Start of Extract to read

Reviewing Larry DiMatteo, Principles of Contract Law and Theory, Part VIII

February 3, 2025

This is the eighth post in my series on  Larry Di Matteo‘s Principles of Contract Law and Theory (Principles).  The aim is to call some attention to this book while using it to stimulate my thinking as I once again consider how to teach contracts law to first-year students.  Principles is a scholarly textbook addressing advanced topics at a very high level of sophistication. 

PrinciplesChapter 8 of Principles covers interpretation. This is a very important subject matter and a challenge to encapsulate and to teach. Most contracts disputes turn on interpretive matters, but each problem of interpretation turns on specific facts and specific contractual language. Hence the importance and the challenge. As noted in last week’s post, Professor DiMatteo speaks of “overt” regulation of contract enforcement through doctrinal defenses and excuses and “covert” regulation through the courts’ exercise of their interpretive discretion.

In this chapter, Professor DiMatteo focuses on the divide between formalist (a/k/a literalist or textualist) and contextual approaches to interpretation. He addresses sociological takes on contracts interpretation in Chapters 13 and 14. He begins by usefully distinguishing interpretation, construction, and rectification. (184-85) As he describes it, construction is contextual, but he discusses canons of construction later in the chapter (207-08), and these canons are arguably both part of construction and formalist. Rectification is a rather narrow part of the package, applying only when a court is empowered to correct some error that would lead to an outcome inconsistent with the clear intent of the parties.

End of Extract to read
Start of Provided information

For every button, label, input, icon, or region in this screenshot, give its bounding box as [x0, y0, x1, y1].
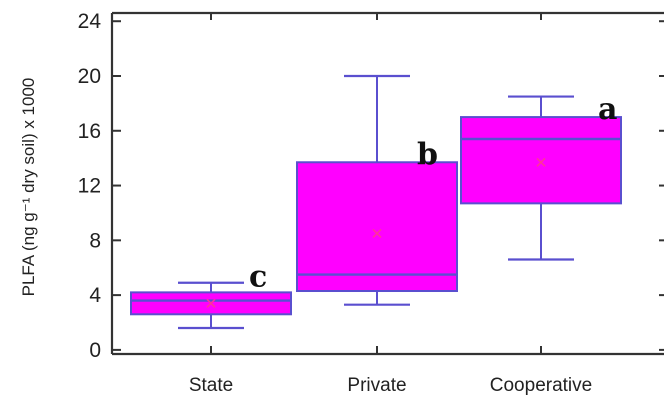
- y-tick-label: 20: [78, 65, 101, 88]
- significance-letter: a: [598, 92, 617, 127]
- box-state: c: [130, 259, 292, 330]
- x-tick-label: State: [189, 375, 233, 396]
- mean-marker: [536, 157, 546, 167]
- y-tick-label: 16: [78, 120, 101, 143]
- y-tick-label: 24: [78, 10, 102, 33]
- significance-letter: b: [417, 137, 438, 172]
- mean-marker: [372, 228, 382, 239]
- mean-marker: [206, 298, 216, 308]
- iqr-box: [296, 161, 458, 293]
- y-axis: 0 4 8 12 16 20 24: [78, 10, 664, 362]
- y-axis-title: PLFA (ng g⁻¹ dry soil) x 1000: [19, 78, 38, 297]
- y-tick-label: 4: [89, 284, 101, 307]
- y-tick-label: 12: [78, 175, 101, 198]
- x-axis: State Private Cooperative: [189, 13, 592, 396]
- y-tick-label: 8: [89, 229, 101, 252]
- plot-frame: [110, 11, 664, 356]
- box-cooperative: a: [460, 92, 622, 261]
- x-tick-label: Cooperative: [490, 375, 592, 396]
- y-tick-label: 0: [89, 339, 101, 362]
- boxes: c b a: [130, 74, 622, 330]
- significance-letter: c: [249, 259, 267, 294]
- x-tick-label: Private: [347, 375, 406, 396]
- iqr-box: [460, 116, 622, 205]
- box-private: b: [296, 74, 458, 306]
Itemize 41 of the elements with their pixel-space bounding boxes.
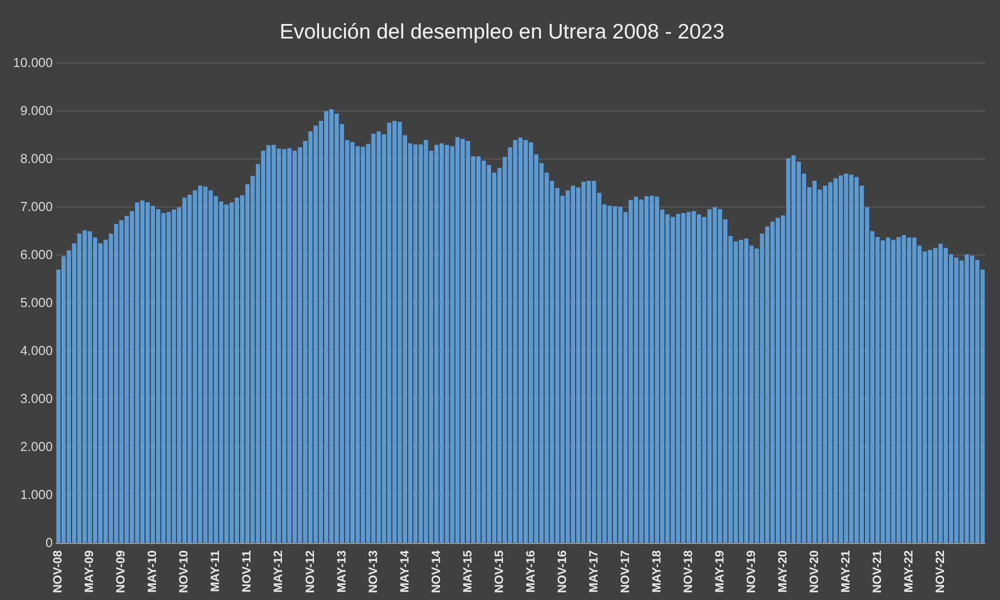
- y-tick-label: 8.000: [20, 150, 53, 166]
- x-tick-label: NOV-15: [492, 550, 506, 593]
- x-tick-label: NOV-20: [806, 550, 821, 593]
- x-tick-label: MAY-20: [775, 550, 790, 593]
- x-tick-label: MAY-21: [838, 550, 852, 593]
- y-tick-label: 1.000: [20, 486, 53, 502]
- x-tick-label: NOV-22: [932, 550, 947, 593]
- y-tick-label: 5.000: [20, 294, 53, 310]
- x-tick-label: NOV-13: [366, 550, 380, 593]
- x-tick-label: NOV-17: [618, 550, 632, 593]
- y-tick-label: 4.000: [20, 342, 53, 358]
- y-tick-label: 7.000: [20, 198, 53, 214]
- chart-title: Evolución del desempleo en Utrera 2008 - 2023: [280, 20, 724, 44]
- y-tick-label: 3.000: [20, 390, 53, 406]
- y-tick-label: 0: [46, 534, 53, 550]
- x-tick-label: MAY-15: [460, 550, 474, 593]
- x-tick-label: MAY-13: [334, 550, 348, 593]
- x-tick-label: MAY-11: [208, 550, 222, 592]
- x-tick-label: NOV-11: [240, 550, 254, 592]
- x-tick-label: NOV-09: [114, 550, 128, 593]
- x-tick-label: MAY-22: [901, 550, 916, 593]
- x-tick-label: NOV-16: [554, 550, 569, 593]
- y-tick-label: 2.000: [20, 438, 53, 454]
- x-tick-label: MAY-14: [397, 550, 412, 593]
- y-tick-label: 6.000: [20, 246, 53, 262]
- x-tick-label: MAY-17: [586, 550, 600, 593]
- x-tick-label: MAY-19: [712, 550, 726, 593]
- x-tick-label: MAY-12: [271, 550, 286, 593]
- x-tick-label: NOV-19: [744, 550, 758, 593]
- x-tick-label: NOV-08: [50, 550, 65, 593]
- x-tick-label: NOV-10: [176, 550, 191, 593]
- x-tick-label: NOV-21: [870, 550, 884, 593]
- x-tick-label: NOV-12: [302, 550, 317, 593]
- x-tick-label: MAY-10: [145, 550, 160, 593]
- y-tick-label: 10.000: [12, 54, 53, 70]
- x-tick-label: NOV-18: [680, 550, 695, 593]
- x-tick-label: NOV-14: [428, 550, 443, 593]
- x-tick-label: MAY-18: [649, 550, 664, 593]
- x-tick-label: MAY-16: [523, 550, 538, 593]
- y-tick-label: 9.000: [20, 102, 53, 118]
- x-tick-label: MAY-09: [82, 550, 96, 593]
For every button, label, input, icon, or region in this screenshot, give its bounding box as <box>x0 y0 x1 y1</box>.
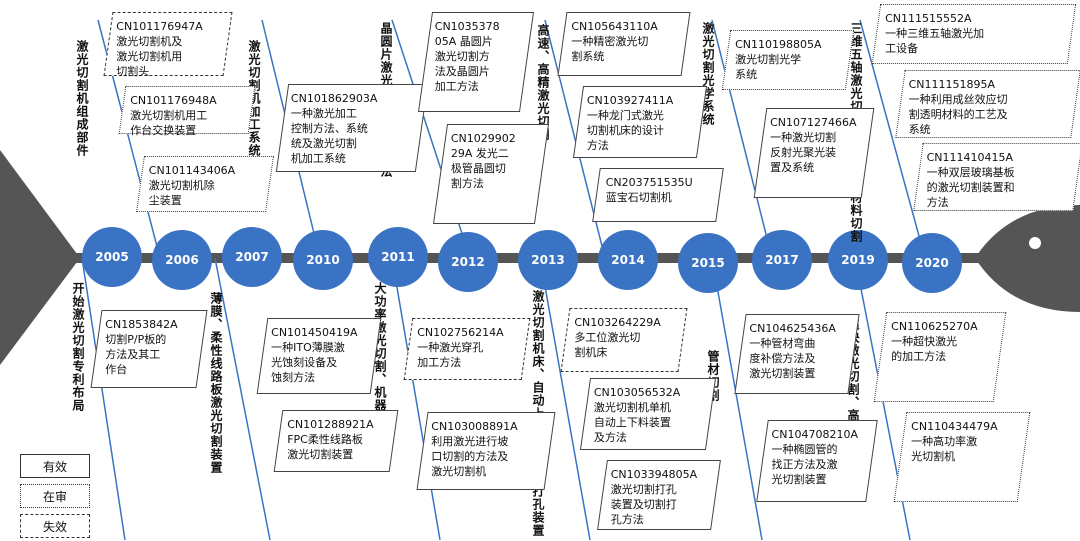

End of Provided information

## Problems to solve
1 > Which chapter of the book does the contract-law review say covers interpretation?
2 > Write out the part of the contract-law review that opens with the words containing "This is the" and closes with "level of sophistication.", switching "first-year" to "upper-level".
3 > List every chapter number of the book mentioned in the contract-law review.
The material comes from a separate source.

## Solution set
1 > Chapter 8

2 >
This is the eighth post in my series on  Larry Di Matteo‘s Principles of Contract Law and Theory (Principles).  The aim is to call some attention to this book while using it to stimulate my thinking as I once again consider how to teach contracts law to upper-level students.  Principles is a scholarly textbook addressing advanced topics at a very high level of sophistication.

3 > 8, 13, 14